**Aim of the task**
Write out the full listing again, exactly as it stands.
[Material for the task start]
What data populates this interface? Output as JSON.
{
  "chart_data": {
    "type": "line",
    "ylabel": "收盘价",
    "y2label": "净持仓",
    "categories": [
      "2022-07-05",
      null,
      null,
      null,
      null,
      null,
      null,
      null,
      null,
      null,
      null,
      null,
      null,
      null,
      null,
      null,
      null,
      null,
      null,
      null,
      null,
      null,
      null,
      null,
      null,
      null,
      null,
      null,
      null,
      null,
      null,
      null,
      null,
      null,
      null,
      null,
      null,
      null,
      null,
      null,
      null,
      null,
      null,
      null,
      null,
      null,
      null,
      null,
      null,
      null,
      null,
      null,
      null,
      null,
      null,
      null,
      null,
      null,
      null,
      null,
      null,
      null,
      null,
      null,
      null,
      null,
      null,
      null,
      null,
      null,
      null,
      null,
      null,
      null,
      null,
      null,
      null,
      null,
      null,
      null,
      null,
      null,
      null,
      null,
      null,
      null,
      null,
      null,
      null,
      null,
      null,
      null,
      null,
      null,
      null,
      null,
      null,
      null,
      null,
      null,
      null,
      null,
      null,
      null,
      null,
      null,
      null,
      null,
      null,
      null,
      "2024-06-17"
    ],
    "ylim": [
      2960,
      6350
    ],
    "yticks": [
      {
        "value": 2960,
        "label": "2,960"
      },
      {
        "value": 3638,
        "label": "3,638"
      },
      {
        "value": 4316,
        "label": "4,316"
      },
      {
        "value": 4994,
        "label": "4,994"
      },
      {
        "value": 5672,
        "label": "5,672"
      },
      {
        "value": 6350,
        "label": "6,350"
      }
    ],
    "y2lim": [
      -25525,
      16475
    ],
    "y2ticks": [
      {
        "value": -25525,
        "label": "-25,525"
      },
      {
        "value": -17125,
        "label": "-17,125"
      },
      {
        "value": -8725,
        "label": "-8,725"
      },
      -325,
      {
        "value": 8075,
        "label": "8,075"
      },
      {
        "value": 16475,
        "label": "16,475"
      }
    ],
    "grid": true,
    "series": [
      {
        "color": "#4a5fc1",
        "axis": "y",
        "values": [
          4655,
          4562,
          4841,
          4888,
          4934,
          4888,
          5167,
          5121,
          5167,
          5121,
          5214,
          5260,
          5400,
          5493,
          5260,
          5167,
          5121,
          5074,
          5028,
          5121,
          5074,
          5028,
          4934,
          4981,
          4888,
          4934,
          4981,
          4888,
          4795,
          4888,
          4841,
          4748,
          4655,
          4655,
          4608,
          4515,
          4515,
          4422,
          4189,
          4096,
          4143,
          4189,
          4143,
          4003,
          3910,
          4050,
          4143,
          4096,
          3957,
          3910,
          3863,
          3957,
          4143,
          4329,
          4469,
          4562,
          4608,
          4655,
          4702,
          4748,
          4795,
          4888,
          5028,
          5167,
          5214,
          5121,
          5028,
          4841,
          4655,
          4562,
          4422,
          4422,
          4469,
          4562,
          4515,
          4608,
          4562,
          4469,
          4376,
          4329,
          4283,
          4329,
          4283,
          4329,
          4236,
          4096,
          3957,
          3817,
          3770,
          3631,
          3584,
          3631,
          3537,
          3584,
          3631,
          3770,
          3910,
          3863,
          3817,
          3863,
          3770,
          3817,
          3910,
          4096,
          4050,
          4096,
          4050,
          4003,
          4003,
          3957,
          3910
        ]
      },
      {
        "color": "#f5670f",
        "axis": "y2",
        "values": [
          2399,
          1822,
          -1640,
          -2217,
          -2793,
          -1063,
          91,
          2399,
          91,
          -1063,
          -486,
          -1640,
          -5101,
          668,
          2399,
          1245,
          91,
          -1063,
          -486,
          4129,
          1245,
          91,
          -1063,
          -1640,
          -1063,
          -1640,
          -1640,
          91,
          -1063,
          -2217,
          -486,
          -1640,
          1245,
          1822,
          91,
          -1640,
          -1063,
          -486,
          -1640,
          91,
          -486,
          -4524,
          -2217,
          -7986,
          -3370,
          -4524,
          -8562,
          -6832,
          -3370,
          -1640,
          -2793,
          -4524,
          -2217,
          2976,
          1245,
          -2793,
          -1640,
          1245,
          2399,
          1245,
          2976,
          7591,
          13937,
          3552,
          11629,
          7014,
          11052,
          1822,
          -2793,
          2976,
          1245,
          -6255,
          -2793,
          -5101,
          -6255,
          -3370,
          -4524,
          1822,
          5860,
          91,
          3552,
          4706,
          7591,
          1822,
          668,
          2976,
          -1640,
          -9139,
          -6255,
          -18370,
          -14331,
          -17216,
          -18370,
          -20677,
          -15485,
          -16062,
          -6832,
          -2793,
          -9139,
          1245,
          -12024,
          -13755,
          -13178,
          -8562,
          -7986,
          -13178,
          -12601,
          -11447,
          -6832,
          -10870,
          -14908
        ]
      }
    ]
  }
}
[Material for the task end]
**Response below**
What data populates this interface? Output as JSON.
{
  "chart_data": {
    "type": "line",
    "ylabel": "收盘价",
    "y2label": "净持仓",
    "categories": [
      "2022-07-05",
      null,
      null,
      null,
      null,
      null,
      null,
      null,
      null,
      null,
      null,
      null,
      null,
      null,
      null,
      null,
      null,
      null,
      null,
      null,
      null,
      null,
      null,
      null,
      null,
      null,
      null,
      null,
      null,
      null,
      null,
      null,
      null,
      null,
      null,
      null,
      null,
      null,
      null,
      null,
      null,
      null,
      null,
      null,
      null,
      null,
      null,
      null,
      null,
      null,
      null,
      null,
      null,
      null,
      null,
      null,
      null,
      null,
      null,
      null,
      null,
      null,
      null,
      null,
      null,
      null,
      null,
      null,
      null,
      null,
      null,
      null,
      null,
      null,
      null,
      null,
      null,
      null,
      null,
      null,
      null,
      null,
      null,
      null,
      null,
      null,
      null,
      null,
      null,
      null,
      null,
      null,
      null,
      null,
      null,
      null,
      null,
      null,
      null,
      null,
      null,
      null,
      null,
      null,
      null,
      null,
      null,
      null,
      null,
      null,
      "2024-06-17"
    ],
    "ylim": [
      2960,
      6350
    ],
    "yticks": [
      {
        "value": 2960,
        "label": "2,960"
      },
      {
        "value": 3638,
        "label": "3,638"
      },
      {
        "value": 4316,
        "label": "4,316"
      },
      {
        "value": 4994,
        "label": "4,994"
      },
      {
        "value": 5672,
        "label": "5,672"
      },
      {
        "value": 6350,
        "label": "6,350"
      }
    ],
    "y2lim": [
      -25525,
      16475
    ],
    "y2ticks": [
      {
        "value": -25525,
        "label": "-25,525"
      },
      {
        "value": -17125,
        "label": "-17,125"
      },
      {
        "value": -8725,
        "label": "-8,725"
      },
      -325,
      {
        "value": 8075,
        "label": "8,075"
      },
      {
        "value": 16475,
        "label": "16,475"
      }
    ],
    "grid": true,
    "series": [
      {
        "color": "#4a5fc1",
        "axis": "y",
        "values": [
          4655,
          4562,
          4841,
          4888,
          4934,
          4888,
          5167,
          5121,
          5167,
          5121,
          5214,
          5260,
          5400,
          5493,
          5260,
          5167,
          5121,
          5074,
          5028,
          5121,
          5074,
          5028,
          4934,
          4981,
          4888,
          4934,
          4981,
          4888,
          4795,
          4888,
          4841,
          4748,
          4655,
          4655,
          4608,
          4515,
          4515,
          4422,
          4189,
          4096,
          4143,
          4189,
          4143,
          4003,
          3910,
          4050,
          4143,
          4096,
          3957,
          3910,
          3863,
          3957,
          4143,
          4329,
          4469,
          4562,
          4608,
          4655,
          4702,
          4748,
          4795,
          4888,
          5028,
          5167,
          5214,
          5121,
          5028,
          4841,
          4655,
          4562,
          4422,
          4422,
          4469,
          4562,
          4515,
          4608,
          4562,
          4469,
          4376,
          4329,
          4283,
          4329,
          4283,
          4329,
          4236,
          4096,
          3957,
          3817,
          3770,
          3631,
          3584,
          3631,
          3537,
          3584,
          3631,
          3770,
          3910,
          3863,
          3817,
          3863,
          3770,
          3817,
          3910,
          4096,
          4050,
          4096,
          4050,
          4003,
          4003,
          3957,
          3910
        ]
      },
      {
        "color": "#f5670f",
        "axis": "y2",
        "values": [
          2399,
          1822,
          -1640,
          -2217,
          -2793,
          -1063,
          91,
          2399,
          91,
          -1063,
          -486,
          -1640,
          -5101,
          668,
          2399,
          1245,
          91,
          -1063,
          -486,
          4129,
          1245,
          91,
          -1063,
          -1640,
          -1063,
          -1640,
          -1640,
          91,
          -1063,
          -2217,
          -486,
          -1640,
          1245,
          1822,
          91,
          -1640,
          -1063,
          -486,
          -1640,
          91,
          -486,
          -4524,
          -2217,
          -7986,
          -3370,
          -4524,
          -8562,
          -6832,
          -3370,
          -1640,
          -2793,
          -4524,
          -2217,
          2976,
          1245,
          -2793,
          -1640,
          1245,
          2399,
          1245,
          2976,
          7591,
          13937,
          3552,
          11629,
          7014,
          11052,
          1822,
          -2793,
          2976,
          1245,
          -6255,
          -2793,
          -5101,
          -6255,
          -3370,
          -4524,
          1822,
          5860,
          91,
          3552,
          4706,
          7591,
          1822,
          668,
          2976,
          -1640,
          -9139,
          -6255,
          -18370,
          -14331,
          -17216,
          -18370,
          -20677,
          -15485,
          -16062,
          -6832,
          -2793,
          -9139,
          1245,
          -12024,
          -13755,
          -13178,
          -8562,
          -7986,
          -13178,
          -12601,
          -11447,
          -6832,
          -10870,
          -14908
        ]
      }
    ]
  }
}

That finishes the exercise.